## start

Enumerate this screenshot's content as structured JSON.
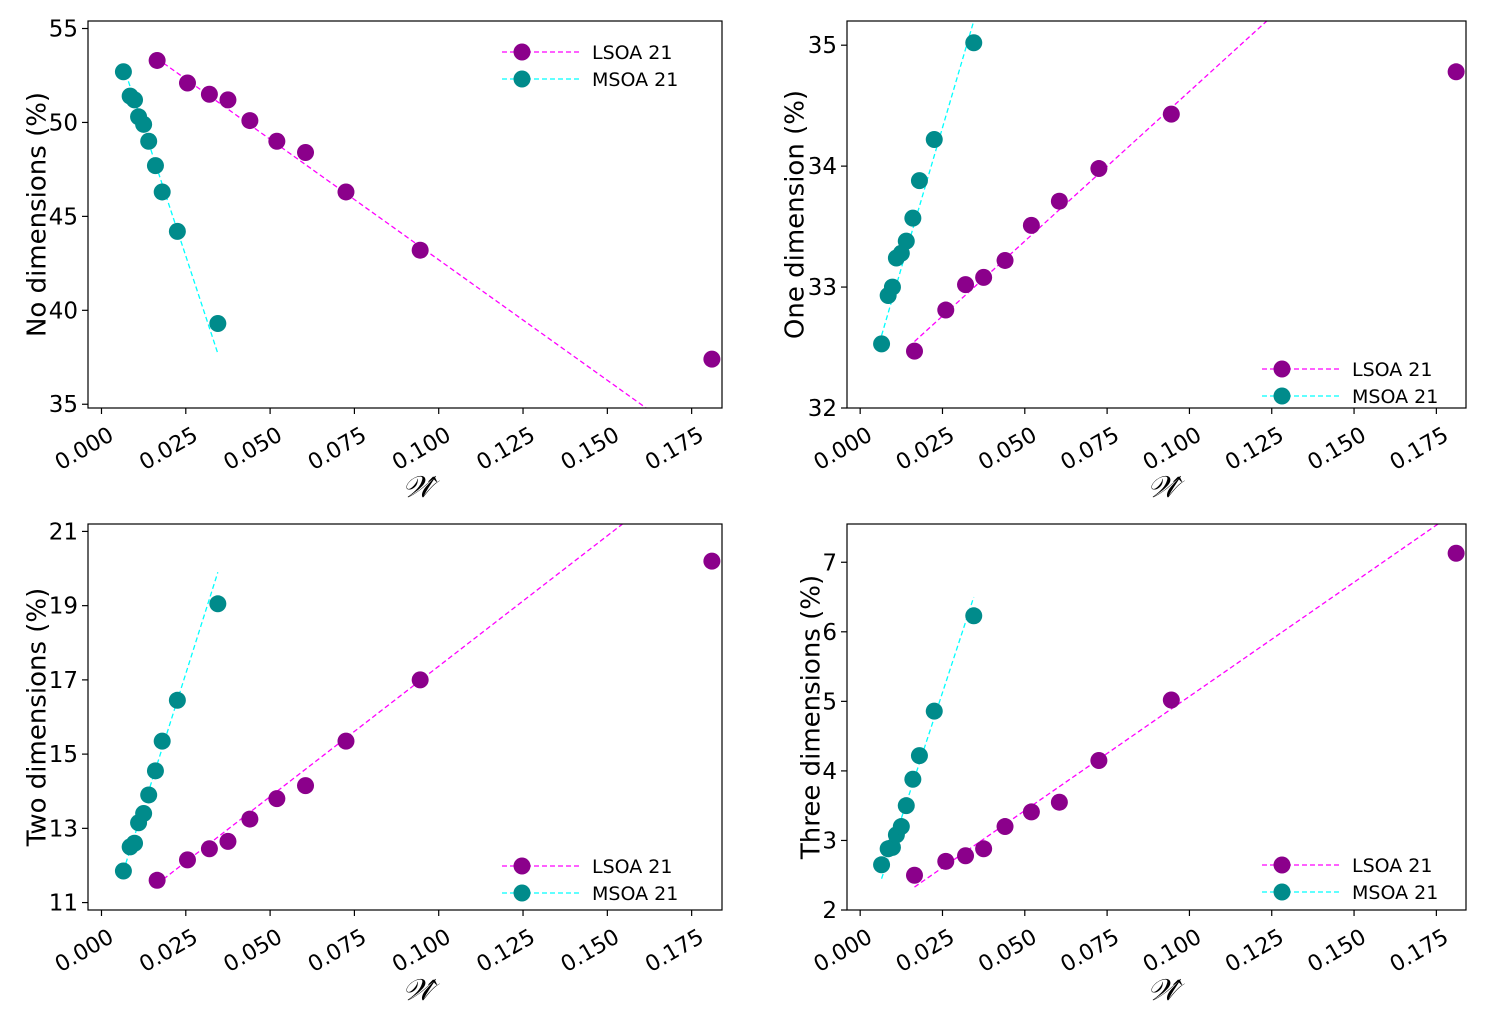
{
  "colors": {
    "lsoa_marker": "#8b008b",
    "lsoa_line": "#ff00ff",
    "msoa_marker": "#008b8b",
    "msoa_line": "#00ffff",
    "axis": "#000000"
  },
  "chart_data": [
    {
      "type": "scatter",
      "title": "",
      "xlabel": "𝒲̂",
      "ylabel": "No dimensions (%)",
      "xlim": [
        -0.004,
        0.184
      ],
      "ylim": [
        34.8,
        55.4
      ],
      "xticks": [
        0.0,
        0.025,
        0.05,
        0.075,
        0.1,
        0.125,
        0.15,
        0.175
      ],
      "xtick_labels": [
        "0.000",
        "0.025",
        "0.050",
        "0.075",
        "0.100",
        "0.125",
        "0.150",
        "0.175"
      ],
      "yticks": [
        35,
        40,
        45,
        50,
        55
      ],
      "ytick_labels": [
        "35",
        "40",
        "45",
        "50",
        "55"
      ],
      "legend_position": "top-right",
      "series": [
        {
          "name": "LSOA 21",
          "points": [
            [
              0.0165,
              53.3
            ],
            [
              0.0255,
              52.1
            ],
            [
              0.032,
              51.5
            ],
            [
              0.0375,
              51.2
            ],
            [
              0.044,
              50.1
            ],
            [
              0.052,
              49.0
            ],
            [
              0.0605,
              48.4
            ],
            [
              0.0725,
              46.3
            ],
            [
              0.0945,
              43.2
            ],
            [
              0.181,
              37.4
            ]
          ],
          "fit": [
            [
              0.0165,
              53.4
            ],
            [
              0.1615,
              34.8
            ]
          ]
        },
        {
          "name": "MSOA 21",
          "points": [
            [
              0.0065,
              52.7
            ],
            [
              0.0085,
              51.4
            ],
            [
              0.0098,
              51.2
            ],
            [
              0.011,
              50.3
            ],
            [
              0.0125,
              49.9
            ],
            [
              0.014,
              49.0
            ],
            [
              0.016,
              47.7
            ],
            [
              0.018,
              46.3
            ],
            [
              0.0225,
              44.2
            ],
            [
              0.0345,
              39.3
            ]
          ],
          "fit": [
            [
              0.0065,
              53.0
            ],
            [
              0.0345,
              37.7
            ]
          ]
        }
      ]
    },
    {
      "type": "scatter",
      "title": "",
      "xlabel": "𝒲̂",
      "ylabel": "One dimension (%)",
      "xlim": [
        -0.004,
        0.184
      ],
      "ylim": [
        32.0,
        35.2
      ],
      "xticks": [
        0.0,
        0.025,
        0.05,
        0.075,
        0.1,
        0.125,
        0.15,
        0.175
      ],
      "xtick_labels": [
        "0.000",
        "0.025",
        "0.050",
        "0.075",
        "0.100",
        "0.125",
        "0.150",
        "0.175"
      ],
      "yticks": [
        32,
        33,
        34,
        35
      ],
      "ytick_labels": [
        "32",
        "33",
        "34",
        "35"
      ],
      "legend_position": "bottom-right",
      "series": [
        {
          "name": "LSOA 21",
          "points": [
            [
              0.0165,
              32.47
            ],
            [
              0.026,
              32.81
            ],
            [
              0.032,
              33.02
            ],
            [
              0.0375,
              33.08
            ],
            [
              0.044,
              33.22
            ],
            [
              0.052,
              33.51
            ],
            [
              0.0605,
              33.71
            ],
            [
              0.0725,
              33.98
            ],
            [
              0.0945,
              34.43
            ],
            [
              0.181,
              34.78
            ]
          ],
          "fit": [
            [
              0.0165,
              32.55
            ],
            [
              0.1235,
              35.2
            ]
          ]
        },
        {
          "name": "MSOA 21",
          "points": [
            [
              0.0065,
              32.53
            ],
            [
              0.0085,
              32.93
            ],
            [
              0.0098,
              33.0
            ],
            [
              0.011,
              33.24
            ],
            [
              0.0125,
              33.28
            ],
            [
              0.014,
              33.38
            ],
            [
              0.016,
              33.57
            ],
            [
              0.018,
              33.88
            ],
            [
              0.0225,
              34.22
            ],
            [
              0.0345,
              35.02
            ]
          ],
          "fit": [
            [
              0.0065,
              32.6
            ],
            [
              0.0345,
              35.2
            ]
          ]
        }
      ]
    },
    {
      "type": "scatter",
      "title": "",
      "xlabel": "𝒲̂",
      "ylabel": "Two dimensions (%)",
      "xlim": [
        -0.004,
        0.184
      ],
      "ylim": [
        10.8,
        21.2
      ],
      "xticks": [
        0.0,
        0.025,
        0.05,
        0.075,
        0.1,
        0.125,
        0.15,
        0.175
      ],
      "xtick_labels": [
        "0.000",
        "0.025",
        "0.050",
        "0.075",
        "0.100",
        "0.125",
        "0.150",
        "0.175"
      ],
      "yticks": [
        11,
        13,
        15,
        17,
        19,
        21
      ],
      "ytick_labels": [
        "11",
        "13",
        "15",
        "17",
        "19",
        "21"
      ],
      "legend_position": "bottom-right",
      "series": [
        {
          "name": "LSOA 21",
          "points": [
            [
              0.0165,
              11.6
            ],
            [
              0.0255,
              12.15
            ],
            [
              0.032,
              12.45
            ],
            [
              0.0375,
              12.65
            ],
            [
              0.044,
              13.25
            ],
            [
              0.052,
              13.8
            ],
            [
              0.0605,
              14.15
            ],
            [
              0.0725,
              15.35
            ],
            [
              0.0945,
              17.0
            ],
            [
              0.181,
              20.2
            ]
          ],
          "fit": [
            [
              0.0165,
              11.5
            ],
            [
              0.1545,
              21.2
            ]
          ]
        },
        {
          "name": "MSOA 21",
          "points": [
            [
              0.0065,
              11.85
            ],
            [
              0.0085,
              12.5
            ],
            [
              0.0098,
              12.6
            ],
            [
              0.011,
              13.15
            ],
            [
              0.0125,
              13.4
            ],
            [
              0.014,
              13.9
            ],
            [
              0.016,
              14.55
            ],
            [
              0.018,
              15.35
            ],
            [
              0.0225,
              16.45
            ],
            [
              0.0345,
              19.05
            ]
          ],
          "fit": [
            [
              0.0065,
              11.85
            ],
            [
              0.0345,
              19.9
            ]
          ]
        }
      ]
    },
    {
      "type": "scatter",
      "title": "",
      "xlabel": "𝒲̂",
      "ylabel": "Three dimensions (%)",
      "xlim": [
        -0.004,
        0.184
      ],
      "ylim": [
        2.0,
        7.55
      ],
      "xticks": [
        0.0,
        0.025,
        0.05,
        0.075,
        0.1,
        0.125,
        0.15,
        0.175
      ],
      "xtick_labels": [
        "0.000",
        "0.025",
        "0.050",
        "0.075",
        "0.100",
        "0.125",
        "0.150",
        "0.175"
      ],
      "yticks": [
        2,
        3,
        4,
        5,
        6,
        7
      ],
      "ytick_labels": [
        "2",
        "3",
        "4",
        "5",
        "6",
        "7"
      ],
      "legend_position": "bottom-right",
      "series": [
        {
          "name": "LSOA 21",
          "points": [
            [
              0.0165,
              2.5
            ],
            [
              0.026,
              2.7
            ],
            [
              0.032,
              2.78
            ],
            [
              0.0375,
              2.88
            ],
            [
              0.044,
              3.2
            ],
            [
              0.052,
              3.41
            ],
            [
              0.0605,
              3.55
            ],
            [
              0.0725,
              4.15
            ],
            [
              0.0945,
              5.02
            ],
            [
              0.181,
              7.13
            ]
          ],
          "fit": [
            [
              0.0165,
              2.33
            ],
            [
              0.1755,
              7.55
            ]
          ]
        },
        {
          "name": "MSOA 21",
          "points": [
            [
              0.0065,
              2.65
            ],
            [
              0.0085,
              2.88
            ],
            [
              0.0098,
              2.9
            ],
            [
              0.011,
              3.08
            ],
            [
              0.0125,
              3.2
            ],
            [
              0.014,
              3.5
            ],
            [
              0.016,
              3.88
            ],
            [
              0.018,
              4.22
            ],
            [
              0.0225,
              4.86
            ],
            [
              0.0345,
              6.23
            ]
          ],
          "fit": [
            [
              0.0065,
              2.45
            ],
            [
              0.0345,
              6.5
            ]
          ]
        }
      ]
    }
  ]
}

## end
## start

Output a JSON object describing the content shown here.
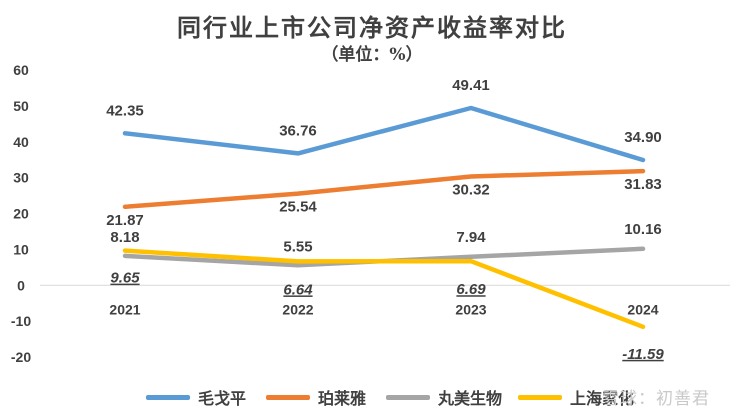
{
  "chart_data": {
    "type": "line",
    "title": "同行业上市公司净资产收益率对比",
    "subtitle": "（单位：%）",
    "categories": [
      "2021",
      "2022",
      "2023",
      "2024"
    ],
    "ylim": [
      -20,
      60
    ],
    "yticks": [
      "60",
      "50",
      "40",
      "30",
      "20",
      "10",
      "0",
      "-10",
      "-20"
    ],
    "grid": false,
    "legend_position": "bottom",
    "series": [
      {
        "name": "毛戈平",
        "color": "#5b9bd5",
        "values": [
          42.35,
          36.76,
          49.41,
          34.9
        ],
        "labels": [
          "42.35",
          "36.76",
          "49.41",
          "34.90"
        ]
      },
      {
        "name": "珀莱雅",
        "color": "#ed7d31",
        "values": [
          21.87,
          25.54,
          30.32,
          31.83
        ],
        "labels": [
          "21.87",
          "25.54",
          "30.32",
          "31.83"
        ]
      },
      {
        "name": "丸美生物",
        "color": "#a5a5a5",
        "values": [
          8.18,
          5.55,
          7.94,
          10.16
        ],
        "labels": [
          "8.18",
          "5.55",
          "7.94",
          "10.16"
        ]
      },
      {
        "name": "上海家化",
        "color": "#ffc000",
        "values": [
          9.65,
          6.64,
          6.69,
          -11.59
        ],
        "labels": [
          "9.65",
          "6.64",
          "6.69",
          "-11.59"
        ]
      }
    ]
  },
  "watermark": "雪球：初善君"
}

## end
## start

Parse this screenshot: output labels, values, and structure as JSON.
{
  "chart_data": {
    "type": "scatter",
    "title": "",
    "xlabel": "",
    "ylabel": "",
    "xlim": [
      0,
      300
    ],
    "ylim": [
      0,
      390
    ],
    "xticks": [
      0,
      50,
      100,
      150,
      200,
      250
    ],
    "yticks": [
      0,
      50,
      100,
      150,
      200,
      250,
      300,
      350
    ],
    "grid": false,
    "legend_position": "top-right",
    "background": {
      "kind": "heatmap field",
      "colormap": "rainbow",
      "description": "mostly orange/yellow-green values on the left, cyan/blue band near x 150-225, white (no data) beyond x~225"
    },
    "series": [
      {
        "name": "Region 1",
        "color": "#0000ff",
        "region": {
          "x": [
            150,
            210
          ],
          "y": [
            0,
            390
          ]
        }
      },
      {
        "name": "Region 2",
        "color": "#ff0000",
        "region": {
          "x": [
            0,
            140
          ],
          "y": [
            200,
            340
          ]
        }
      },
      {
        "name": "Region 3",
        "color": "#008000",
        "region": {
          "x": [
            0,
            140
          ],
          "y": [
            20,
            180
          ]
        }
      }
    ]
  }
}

## end

## Set problem
Go through the data and count each line that has the word "dimensions", then give the total alone.

## Task answer
3